++++ SELECTED PASSAGE
I don’t do anything to optimize my system for DJing or audio. I don’t turn off WiFi or Bluetooth when I play. I don’t stop my desktop background from cycling every 5 seconds. I don’t use a custom install. I don’t use a separate user. I usually don’t quit my web browser. At least, not when I’m practicing. I do the ones I remember when I’m actually playing for a crowd, but it doesn’t usually happen until my 2nd or 3rd song.
Seriously…if this computer can put up with me, it can put up with anything the road can throw at it.
This computer has crashed once that I can remember. I was DJing a house party and didn’t realize that I had set it on a table right next to the exhaust fans for a QSC amp. The temperature on the table was over 100 deg F, and it still took over an hour for it to overheat. The other DJ came on, and my laptop got thrown off stage because I thought it had finally screwed up and was pissed. About 2 hours later, I went back on. It was fine. It booted up without a problem…after being thrown backstage and bouncing off a pile of crap, including a fire extinguisher. Again…it was fine after all that abuse.
Seriously…you don’t have to worry about an Apple being destroyed by the road. They’ll survive better than you will. I’m not saying you don’t need a backup system for your data because shit does happen, but if you manage to break an Apple by doing anything but setting it on fire or sitting on the screen…either you got a lemon or you got really unlucky.
These things just don’t break. Unless Apple actually starts being evil, there is no other brand of computer I’m going to spend money on. Everything else is just pissing money away.
what Karlos said. ![]()
I’ve spent a while reading questions about "what laptop/hardware setup should I get that will run OSX out of the box?
The seemingly snarky but resoundingly true response is always “Macbook”.
Nothing I’ve read about it makes doing this worth it if you need a reliable installation for DJing.
I’ll put it this way: I was wrestling with a Windows installation with driver issues and boot record corruptions a few months ago, and I thought, “hey, I like how I’ve never had to do this on the Apple machines I’ve used. Why don’t I install OSX?”
Then I realized that the singular reason OSX does its job so well is that the OS isn’t made to run on any of a billion different hardware configurations, just a few the company designs and builds. The stability is from the control they have over the hardware.
++++++++
### WRITTEN TASK 1
Extract the passage of the DJ laptop discussion starting at "Seriously…you don’t have" and ending at "of the box?".
### WRITTEN TASK 2
Write what comes next in the DJ laptop discussion, picking up after its final sentence.
The lines that come next are separate material, unrelated to the DJ laptop discussion.
++++ DATA PROVIDED
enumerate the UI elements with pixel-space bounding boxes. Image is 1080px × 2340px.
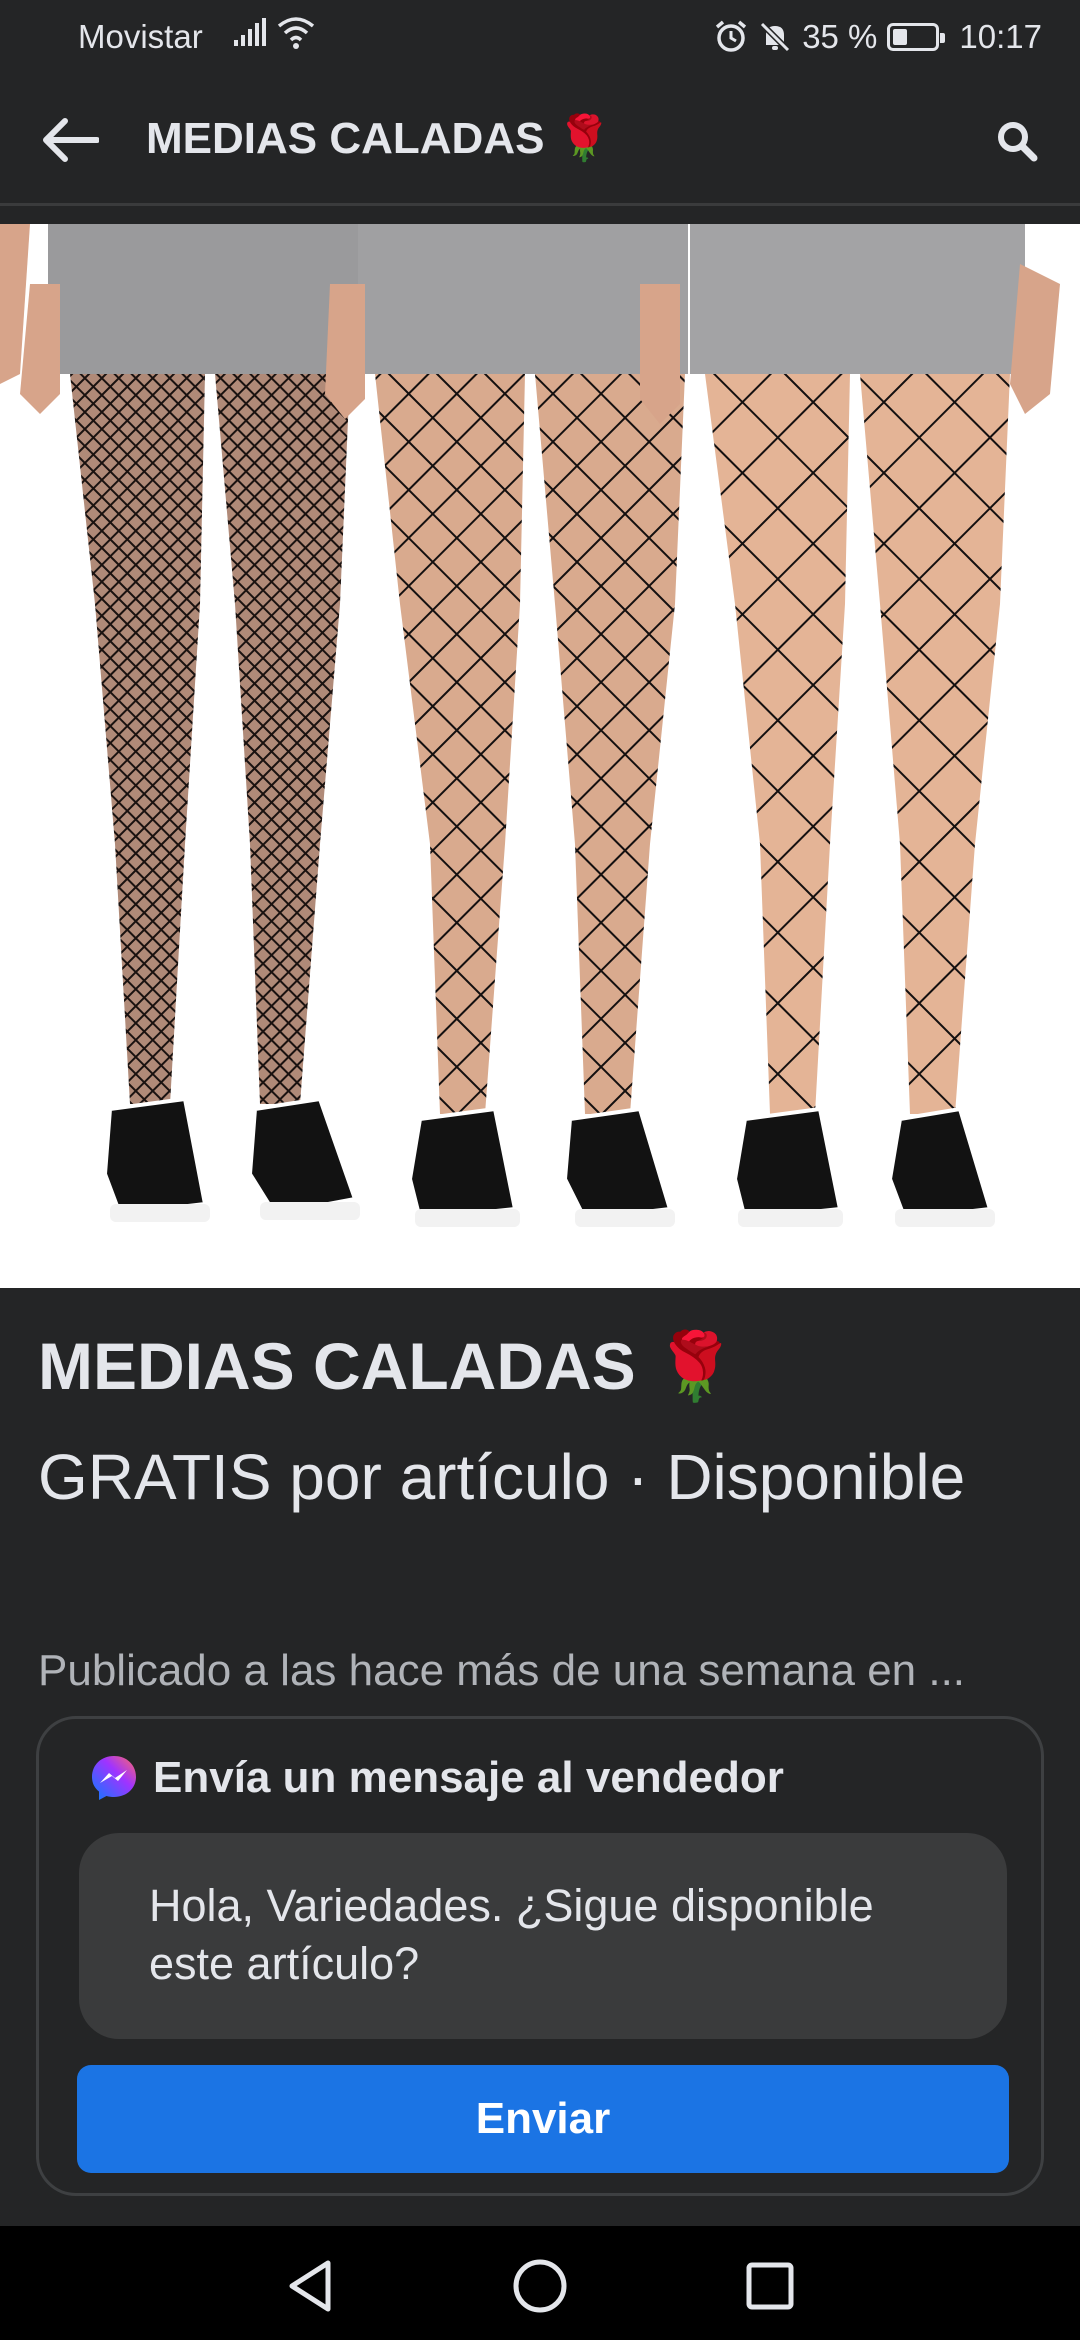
++++++++
### EXERCISE ANSWER 1
Seriously…you don’t have to worry about an Apple being destroyed by the road. They’ll survive better than you will. I’m not saying you don’t need a backup system for your data because shit does happen, but if you manage to break an Apple by doing anything but setting it on fire or sitting on the screen…either you got a lemon or you got really unlucky.
These things just don’t break. Unless Apple actually starts being evil, there is no other brand of computer I’m going to spend money on. Everything else is just pissing money away.
what Karlos said. ![]()
I’ve spent a while reading questions about "what laptop/hardware setup should I get that will run OSX out of the box?

### EXERCISE ANSWER 2
Consequently I’ve given up on the OSx86 shenanigans and am not really willing to look back. Well played, Apple.
the computer is there to serve me, I’m not here to serve my computer. I need an OS / HW combo that just works and is a pleasant to use.
I would go for a hackintosh if I need a workstation and don’t have an apple comp. Have two successful installation for a test and one failure (haven’t been stubborn enough, I guess)
OS X is simply the best OS i’ve used for workstation so far (after 10 years of work with Windows*,*Linux, FreeBSD, Solaris, AIX, and experiments with BeOS,QNX,Gentoo,OS2,MacOS9,Darwin and some others). For a server my choice would be FreeBSD (OS X’s grandpa
), or Solaris if I need to run Oracle on it.
Have a mac and I really enjoy it. Would get an apple again.
I use Macs but made my girlfriend a Hackintosh. They’re not 100% stable and you need to know what you’re doing when things go wrong (and they do).
Could save you a lot of money though.
I had a Hackintosh till I traded for some gear with a friend who needed a laptop badly. Mine was a 10.1" MSI Wind 1.6GHz, that thing run well. I originally ran it with Torq, then when I made the switch to Traktor it handle that too. Hackintoshs do work, but it does take work to get them going. But once it does it works just like a mac, flawless. I would do it again, I built mine out of the love of small form factor computers and to lighten up my gig bag, I saved 5lbs doing so. Besides a smaller computer is easy place in a tight booth.
What is the point of going with Apple at all? This is the question you need to ask yourself. I’ve built a couple stable Hackintoshes that I used for product development, and it’s not rocket science as long as you read up beforehand and pick hardware that is compliant. But any mid level PC running Windows 7 will be able to deliver the same performance out of the box. There are also computer builders that specialize in computers for audio and video applications (like Rain Computers), and you can still a better bang for your buck going with a boutique builder than with a stock Apple computer.
There are 2 reasons I would base buying an Apple computer on. First and foremost, there is Apple only software out there that is VERY attractive (Logic and FCP are 2 solid examples). If you’re planning on using any of these apps, Apple is the only way to go. Save your money and buy the real thing.
Second, if you are absolutely unwilling to learn about the computer you’re using, buy an Apple. You know your own tolerances here, so be honest with yourself. The Apple experience is generally a “walled garden”, and they tend to keep you out of places where you might get in trouble. This trade-off makes it harder for a power user to do what they want to do, but makes it easier for those with the “just works” mentality to operate.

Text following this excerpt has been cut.